Data records:
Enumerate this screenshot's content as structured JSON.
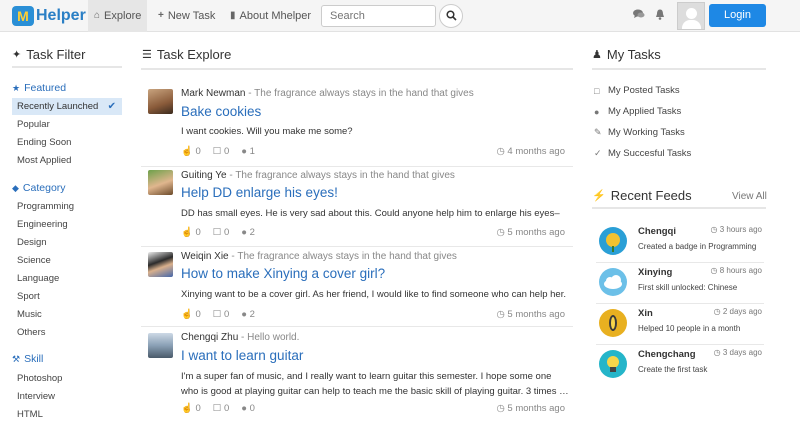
{
  "brand": {
    "badge": "M",
    "name": "Helper"
  },
  "nav": {
    "explore": "Explore",
    "new_task": "New Task",
    "about": "About Mhelper",
    "search_placeholder": "Search",
    "login": "Login"
  },
  "icons": {
    "explore": "home-icon",
    "new_task": "plus-icon",
    "about": "document-icon",
    "search": "search-icon",
    "chat": "chat-icon",
    "bell": "bell-icon",
    "like": "thumbs-up-icon",
    "comment": "comment-icon",
    "applicants": "users-icon",
    "time": "clock-icon"
  },
  "colors": {
    "accent": "#2a6ebb",
    "login": "#1e88e5",
    "selected_bg": "#d9e8f7",
    "logo_badge": "#2a8fd6",
    "logo_letter": "#ffcf33"
  },
  "filter": {
    "title": "Task Filter",
    "featured": {
      "label": "Featured",
      "items": [
        "Recently Launched",
        "Popular",
        "Ending Soon",
        "Most Applied"
      ]
    },
    "category": {
      "label": "Category",
      "items": [
        "Programming",
        "Engineering",
        "Design",
        "Science",
        "Language",
        "Sport",
        "Music",
        "Others"
      ]
    },
    "skill": {
      "label": "Skill",
      "items": [
        "Photoshop",
        "Interview",
        "HTML"
      ]
    }
  },
  "explore": {
    "title": "Task Explore",
    "tasks": [
      {
        "author": "Mark Newman",
        "motto": " - The fragrance always stays in the hand that gives",
        "title": "Bake cookies",
        "desc": "I want cookies. Will you make me some?",
        "likes": "0",
        "comments": "0",
        "applicants": "1",
        "time": "4 months ago"
      },
      {
        "author": "Guiting Ye",
        "motto": " - The fragrance always stays in the hand that gives",
        "title": "Help DD enlarge his eyes!",
        "desc": "DD has small eyes. He is very sad about this. Could anyone help him to enlarge his eyes–",
        "likes": "0",
        "comments": "0",
        "applicants": "2",
        "time": "5 months ago"
      },
      {
        "author": "Weiqin Xie",
        "motto": " - The fragrance always stays in the hand that gives",
        "title": "How to make Xinying a cover girl?",
        "desc": "Xinying want to be a cover girl. As her friend, I would like to find someone who can help her.",
        "likes": "0",
        "comments": "0",
        "applicants": "2",
        "time": "5 months ago"
      },
      {
        "author": "Chengqi Zhu",
        "motto": " - Hello world.",
        "title": "I want to learn guitar",
        "desc": "I'm a super fan of music, and I really want to learn guitar this semester. I hope some one who is good at playing guitar can help to teach me the basic skill of playing guitar. 3 times …",
        "likes": "0",
        "comments": "0",
        "applicants": "0",
        "time": "5 months ago"
      }
    ]
  },
  "my_tasks": {
    "title": "My Tasks",
    "items": [
      "My Posted Tasks",
      "My Applied Tasks",
      "My Working Tasks",
      "My Succesful Tasks"
    ]
  },
  "feeds": {
    "title": "Recent Feeds",
    "view_all": "View All",
    "items": [
      {
        "name": "Chengqi",
        "time": "3 hours ago",
        "text": "Created a badge in Programming"
      },
      {
        "name": "Xinying",
        "time": "8 hours ago",
        "text": "First skill unlocked: Chinese"
      },
      {
        "name": "Xin",
        "time": "2 days ago",
        "text": "Helped 10 people in a month"
      },
      {
        "name": "Chengchang",
        "time": "3 days ago",
        "text": "Create the first task"
      }
    ]
  }
}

Task statement:
Copy out every line of the material above exactly, skipping the pictures.

Result of the task:
Enumerate this screenshot's content as structured JSON.
{
  "brand": {
    "badge": "M",
    "name": "Helper"
  },
  "nav": {
    "explore": "Explore",
    "new_task": "New Task",
    "about": "About Mhelper",
    "search_placeholder": "Search",
    "login": "Login"
  },
  "icons": {
    "explore": "home-icon",
    "new_task": "plus-icon",
    "about": "document-icon",
    "search": "search-icon",
    "chat": "chat-icon",
    "bell": "bell-icon",
    "like": "thumbs-up-icon",
    "comment": "comment-icon",
    "applicants": "users-icon",
    "time": "clock-icon"
  },
  "colors": {
    "accent": "#2a6ebb",
    "login": "#1e88e5",
    "selected_bg": "#d9e8f7",
    "logo_badge": "#2a8fd6",
    "logo_letter": "#ffcf33"
  },
  "filter": {
    "title": "Task Filter",
    "featured": {
      "label": "Featured",
      "items": [
        "Recently Launched",
        "Popular",
        "Ending Soon",
        "Most Applied"
      ]
    },
    "category": {
      "label": "Category",
      "items": [
        "Programming",
        "Engineering",
        "Design",
        "Science",
        "Language",
        "Sport",
        "Music",
        "Others"
      ]
    },
    "skill": {
      "label": "Skill",
      "items": [
        "Photoshop",
        "Interview",
        "HTML"
      ]
    }
  },
  "explore": {
    "title": "Task Explore",
    "tasks": [
      {
        "author": "Mark Newman",
        "motto": " - The fragrance always stays in the hand that gives",
        "title": "Bake cookies",
        "desc": "I want cookies. Will you make me some?",
        "likes": "0",
        "comments": "0",
        "applicants": "1",
        "time": "4 months ago"
      },
      {
        "author": "Guiting Ye",
        "motto": " - The fragrance always stays in the hand that gives",
        "title": "Help DD enlarge his eyes!",
        "desc": "DD has small eyes. He is very sad about this. Could anyone help him to enlarge his eyes–",
        "likes": "0",
        "comments": "0",
        "applicants": "2",
        "time": "5 months ago"
      },
      {
        "author": "Weiqin Xie",
        "motto": " - The fragrance always stays in the hand that gives",
        "title": "How to make Xinying a cover girl?",
        "desc": "Xinying want to be a cover girl. As her friend, I would like to find someone who can help her.",
        "likes": "0",
        "comments": "0",
        "applicants": "2",
        "time": "5 months ago"
      },
      {
        "author": "Chengqi Zhu",
        "motto": " - Hello world.",
        "title": "I want to learn guitar",
        "desc": "I'm a super fan of music, and I really want to learn guitar this semester. I hope some one who is good at playing guitar can help to teach me the basic skill of playing guitar. 3 times …",
        "likes": "0",
        "comments": "0",
        "applicants": "0",
        "time": "5 months ago"
      }
    ]
  },
  "my_tasks": {
    "title": "My Tasks",
    "items": [
      "My Posted Tasks",
      "My Applied Tasks",
      "My Working Tasks",
      "My Succesful Tasks"
    ]
  },
  "feeds": {
    "title": "Recent Feeds",
    "view_all": "View All",
    "items": [
      {
        "name": "Chengqi",
        "time": "3 hours ago",
        "text": "Created a badge in Programming"
      },
      {
        "name": "Xinying",
        "time": "8 hours ago",
        "text": "First skill unlocked: Chinese"
      },
      {
        "name": "Xin",
        "time": "2 days ago",
        "text": "Helped 10 people in a month"
      },
      {
        "name": "Chengchang",
        "time": "3 days ago",
        "text": "Create the first task"
      }
    ]
  }
}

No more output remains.